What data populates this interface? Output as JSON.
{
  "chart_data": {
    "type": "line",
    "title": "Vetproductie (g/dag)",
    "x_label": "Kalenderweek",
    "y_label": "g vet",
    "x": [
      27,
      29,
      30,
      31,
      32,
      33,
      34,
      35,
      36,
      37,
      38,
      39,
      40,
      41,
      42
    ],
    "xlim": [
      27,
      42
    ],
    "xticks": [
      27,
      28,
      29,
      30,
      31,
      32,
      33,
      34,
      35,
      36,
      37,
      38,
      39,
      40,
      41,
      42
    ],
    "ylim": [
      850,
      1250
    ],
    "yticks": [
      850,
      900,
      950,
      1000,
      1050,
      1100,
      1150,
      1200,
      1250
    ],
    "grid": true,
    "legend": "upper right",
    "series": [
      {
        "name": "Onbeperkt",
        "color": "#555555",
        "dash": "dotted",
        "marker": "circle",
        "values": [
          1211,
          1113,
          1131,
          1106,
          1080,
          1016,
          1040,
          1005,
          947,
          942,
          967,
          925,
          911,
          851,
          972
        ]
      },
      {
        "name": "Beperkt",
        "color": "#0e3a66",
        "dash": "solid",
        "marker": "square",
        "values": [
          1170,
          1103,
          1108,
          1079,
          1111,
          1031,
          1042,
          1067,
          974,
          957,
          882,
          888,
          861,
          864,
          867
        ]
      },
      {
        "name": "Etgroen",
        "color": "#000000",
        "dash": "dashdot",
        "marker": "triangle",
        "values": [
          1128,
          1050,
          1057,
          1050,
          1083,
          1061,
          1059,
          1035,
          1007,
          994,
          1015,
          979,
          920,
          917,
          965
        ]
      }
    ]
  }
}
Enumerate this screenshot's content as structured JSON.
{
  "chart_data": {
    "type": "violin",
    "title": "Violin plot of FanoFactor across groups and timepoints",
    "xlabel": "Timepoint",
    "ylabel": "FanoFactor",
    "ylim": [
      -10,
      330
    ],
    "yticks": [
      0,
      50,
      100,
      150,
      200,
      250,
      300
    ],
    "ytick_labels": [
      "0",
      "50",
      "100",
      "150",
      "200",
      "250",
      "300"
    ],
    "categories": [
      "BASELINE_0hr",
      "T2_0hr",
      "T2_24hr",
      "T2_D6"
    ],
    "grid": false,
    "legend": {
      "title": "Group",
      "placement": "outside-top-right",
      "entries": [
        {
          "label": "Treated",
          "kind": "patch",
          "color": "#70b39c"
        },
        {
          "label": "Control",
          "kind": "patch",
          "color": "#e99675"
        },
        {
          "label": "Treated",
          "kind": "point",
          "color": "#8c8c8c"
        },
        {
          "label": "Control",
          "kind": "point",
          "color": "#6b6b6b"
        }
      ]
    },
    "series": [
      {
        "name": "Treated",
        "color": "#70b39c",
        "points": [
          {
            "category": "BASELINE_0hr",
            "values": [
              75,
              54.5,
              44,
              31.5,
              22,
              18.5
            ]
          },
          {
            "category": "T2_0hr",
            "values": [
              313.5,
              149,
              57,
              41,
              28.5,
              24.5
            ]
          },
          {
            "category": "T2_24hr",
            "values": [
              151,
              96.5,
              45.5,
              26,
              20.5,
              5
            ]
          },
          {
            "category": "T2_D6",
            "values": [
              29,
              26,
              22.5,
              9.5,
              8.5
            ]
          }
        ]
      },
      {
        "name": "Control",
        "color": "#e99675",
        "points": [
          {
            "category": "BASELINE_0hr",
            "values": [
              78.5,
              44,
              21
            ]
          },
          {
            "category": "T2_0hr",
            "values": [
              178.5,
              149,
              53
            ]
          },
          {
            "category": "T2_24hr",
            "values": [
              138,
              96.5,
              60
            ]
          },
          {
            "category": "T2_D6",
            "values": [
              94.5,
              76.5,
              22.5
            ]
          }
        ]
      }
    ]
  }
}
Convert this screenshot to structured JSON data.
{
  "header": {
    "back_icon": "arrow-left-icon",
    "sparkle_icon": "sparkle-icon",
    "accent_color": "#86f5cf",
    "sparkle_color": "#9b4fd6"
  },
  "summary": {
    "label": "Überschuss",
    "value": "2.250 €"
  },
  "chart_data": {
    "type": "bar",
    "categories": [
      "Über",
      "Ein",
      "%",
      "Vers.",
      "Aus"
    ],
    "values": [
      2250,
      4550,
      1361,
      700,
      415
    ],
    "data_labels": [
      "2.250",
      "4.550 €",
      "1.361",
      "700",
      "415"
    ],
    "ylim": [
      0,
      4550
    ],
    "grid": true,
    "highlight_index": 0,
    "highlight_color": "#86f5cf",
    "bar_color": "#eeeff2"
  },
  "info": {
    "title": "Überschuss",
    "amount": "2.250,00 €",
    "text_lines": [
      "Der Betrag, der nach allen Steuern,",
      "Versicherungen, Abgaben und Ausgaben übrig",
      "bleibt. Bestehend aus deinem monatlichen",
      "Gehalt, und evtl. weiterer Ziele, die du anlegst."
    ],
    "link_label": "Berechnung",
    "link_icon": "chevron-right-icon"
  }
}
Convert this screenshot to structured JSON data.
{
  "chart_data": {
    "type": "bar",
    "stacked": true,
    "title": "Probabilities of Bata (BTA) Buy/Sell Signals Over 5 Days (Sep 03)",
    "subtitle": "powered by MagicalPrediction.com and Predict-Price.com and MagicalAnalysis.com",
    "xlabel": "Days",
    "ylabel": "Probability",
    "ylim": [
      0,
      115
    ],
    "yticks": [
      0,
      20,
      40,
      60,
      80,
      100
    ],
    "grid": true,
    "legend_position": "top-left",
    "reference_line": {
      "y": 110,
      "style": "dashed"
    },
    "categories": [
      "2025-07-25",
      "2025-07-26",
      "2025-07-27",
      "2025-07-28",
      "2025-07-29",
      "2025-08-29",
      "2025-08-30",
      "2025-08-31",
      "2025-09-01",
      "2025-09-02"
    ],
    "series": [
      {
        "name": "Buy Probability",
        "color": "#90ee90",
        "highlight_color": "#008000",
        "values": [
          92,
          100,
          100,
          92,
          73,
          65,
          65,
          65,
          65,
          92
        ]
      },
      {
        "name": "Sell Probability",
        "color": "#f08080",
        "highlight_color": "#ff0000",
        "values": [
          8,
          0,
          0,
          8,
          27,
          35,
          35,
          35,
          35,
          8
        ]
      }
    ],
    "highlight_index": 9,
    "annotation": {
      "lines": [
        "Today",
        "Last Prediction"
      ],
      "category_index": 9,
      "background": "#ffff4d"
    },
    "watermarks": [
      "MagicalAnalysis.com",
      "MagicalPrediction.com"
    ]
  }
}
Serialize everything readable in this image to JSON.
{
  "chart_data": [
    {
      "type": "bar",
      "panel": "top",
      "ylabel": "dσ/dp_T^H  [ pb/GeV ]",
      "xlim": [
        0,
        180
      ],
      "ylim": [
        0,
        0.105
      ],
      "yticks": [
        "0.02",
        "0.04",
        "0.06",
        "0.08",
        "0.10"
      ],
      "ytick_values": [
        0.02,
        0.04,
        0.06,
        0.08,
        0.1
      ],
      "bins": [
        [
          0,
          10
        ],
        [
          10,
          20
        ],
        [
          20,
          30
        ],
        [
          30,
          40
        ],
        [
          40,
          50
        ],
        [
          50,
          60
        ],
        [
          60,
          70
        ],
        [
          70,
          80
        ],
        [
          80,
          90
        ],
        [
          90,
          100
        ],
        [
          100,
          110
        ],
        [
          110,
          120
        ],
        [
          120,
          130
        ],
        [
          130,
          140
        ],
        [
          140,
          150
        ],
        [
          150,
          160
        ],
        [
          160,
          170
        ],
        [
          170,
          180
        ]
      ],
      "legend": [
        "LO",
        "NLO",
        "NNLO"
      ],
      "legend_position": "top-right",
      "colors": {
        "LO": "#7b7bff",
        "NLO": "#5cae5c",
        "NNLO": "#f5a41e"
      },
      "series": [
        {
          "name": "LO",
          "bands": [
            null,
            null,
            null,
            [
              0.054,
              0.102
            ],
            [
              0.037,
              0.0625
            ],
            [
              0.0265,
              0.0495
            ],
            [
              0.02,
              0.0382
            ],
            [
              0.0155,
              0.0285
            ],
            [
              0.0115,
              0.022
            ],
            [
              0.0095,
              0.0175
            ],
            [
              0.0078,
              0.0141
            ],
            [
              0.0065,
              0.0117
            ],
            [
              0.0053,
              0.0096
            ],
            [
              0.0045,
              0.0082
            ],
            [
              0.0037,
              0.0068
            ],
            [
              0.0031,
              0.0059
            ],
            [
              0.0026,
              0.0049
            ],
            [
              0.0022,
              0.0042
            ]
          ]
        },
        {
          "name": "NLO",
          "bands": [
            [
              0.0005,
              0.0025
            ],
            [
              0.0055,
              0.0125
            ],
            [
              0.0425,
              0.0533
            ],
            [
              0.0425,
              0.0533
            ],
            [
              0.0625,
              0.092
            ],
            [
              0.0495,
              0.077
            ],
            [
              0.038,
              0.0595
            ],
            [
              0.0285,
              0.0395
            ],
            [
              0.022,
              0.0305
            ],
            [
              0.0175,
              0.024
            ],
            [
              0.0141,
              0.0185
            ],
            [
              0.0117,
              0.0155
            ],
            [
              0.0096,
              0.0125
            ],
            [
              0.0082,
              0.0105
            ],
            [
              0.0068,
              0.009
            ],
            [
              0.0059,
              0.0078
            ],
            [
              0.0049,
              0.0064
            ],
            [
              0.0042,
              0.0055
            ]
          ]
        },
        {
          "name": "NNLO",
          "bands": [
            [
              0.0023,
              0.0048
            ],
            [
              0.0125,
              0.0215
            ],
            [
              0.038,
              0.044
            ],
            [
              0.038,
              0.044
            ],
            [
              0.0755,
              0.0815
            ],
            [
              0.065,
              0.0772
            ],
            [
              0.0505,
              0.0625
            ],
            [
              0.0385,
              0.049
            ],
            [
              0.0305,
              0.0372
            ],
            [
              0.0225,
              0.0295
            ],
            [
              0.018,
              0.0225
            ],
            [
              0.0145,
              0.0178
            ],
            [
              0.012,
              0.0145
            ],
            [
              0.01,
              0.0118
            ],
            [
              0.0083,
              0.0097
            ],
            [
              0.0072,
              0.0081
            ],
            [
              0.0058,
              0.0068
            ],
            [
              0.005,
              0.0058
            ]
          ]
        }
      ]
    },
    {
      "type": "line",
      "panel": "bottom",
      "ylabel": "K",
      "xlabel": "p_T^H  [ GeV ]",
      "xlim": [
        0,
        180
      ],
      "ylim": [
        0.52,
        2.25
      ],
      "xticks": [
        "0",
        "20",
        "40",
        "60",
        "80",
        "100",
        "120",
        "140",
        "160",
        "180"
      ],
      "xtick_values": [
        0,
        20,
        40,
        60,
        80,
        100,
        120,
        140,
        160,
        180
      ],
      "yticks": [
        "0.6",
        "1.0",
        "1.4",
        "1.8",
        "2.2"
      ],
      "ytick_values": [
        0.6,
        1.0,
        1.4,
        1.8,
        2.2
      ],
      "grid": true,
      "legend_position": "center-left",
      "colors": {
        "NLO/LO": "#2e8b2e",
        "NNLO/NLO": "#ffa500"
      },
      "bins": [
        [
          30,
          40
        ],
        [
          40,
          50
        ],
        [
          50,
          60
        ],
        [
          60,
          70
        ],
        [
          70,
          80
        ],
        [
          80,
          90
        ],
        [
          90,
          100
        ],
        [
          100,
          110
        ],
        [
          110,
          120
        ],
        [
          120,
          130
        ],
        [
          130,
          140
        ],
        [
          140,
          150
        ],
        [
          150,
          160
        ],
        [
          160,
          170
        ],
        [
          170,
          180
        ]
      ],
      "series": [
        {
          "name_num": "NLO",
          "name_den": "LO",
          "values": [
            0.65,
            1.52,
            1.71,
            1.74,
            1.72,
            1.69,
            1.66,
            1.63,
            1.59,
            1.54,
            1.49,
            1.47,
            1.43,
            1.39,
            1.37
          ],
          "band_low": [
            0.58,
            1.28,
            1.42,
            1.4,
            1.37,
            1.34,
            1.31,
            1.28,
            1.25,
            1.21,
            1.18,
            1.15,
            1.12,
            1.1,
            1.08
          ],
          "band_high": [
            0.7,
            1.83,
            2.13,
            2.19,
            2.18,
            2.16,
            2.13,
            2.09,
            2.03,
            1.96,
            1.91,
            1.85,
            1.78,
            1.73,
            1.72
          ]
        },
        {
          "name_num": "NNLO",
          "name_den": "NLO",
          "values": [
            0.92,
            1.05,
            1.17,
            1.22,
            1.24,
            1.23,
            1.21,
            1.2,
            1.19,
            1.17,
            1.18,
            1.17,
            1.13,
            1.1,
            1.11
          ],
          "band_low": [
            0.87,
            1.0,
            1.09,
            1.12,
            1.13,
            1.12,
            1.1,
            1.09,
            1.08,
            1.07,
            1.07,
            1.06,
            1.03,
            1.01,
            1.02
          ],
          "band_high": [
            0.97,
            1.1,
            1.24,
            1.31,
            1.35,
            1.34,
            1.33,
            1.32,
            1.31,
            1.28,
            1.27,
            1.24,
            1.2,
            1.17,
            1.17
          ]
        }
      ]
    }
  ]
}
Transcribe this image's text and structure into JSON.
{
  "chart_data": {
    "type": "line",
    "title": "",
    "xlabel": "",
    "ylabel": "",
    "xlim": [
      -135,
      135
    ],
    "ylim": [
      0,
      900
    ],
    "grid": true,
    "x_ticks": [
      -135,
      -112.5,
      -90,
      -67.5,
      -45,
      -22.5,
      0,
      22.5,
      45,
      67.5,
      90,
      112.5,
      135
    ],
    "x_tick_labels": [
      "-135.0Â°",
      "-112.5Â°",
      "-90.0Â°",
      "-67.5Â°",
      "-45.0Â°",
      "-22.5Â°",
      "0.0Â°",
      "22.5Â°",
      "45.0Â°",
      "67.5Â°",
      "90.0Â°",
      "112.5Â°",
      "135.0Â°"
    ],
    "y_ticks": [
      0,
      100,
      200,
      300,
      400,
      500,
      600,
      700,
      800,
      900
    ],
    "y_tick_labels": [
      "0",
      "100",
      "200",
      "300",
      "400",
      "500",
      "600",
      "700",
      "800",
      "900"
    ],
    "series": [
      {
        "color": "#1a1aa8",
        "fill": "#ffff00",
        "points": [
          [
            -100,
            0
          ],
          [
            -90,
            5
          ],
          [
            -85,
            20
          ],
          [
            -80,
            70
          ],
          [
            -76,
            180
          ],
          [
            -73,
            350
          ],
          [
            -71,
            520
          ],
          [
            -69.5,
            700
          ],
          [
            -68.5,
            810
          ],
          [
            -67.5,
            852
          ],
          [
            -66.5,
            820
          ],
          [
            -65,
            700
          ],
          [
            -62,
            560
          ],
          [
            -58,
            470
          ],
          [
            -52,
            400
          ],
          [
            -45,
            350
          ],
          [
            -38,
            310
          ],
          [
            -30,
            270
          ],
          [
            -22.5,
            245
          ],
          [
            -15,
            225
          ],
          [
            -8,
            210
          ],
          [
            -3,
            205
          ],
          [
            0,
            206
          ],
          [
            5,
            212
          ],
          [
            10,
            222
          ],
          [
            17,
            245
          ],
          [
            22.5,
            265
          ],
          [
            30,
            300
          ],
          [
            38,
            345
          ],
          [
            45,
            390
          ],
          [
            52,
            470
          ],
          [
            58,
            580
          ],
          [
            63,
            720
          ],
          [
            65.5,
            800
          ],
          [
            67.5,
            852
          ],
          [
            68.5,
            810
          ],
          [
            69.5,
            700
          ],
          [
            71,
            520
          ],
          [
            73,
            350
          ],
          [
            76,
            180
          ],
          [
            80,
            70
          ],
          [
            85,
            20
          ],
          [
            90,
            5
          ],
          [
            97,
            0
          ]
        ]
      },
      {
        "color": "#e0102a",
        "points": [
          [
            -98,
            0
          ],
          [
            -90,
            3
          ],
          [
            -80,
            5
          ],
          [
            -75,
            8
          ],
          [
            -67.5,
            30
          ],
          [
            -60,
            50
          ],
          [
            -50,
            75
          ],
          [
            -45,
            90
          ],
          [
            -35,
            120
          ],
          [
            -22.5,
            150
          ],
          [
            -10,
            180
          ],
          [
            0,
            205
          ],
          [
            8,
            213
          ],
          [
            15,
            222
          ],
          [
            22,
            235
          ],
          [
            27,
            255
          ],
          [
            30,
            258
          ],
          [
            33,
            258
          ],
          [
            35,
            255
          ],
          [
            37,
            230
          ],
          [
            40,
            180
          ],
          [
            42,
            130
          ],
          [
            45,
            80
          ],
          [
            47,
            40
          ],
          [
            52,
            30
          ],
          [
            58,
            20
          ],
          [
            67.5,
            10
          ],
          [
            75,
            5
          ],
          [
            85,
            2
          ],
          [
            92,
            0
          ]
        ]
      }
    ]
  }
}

◆ **Given task**: In the entries above, find each line with the word "right" and copy it.

◆ **Result**:
    "legend": "upper right",
      "placement": "outside-top-right",
    "link_icon": "chevron-right-icon"
      "legend_position": "top-right",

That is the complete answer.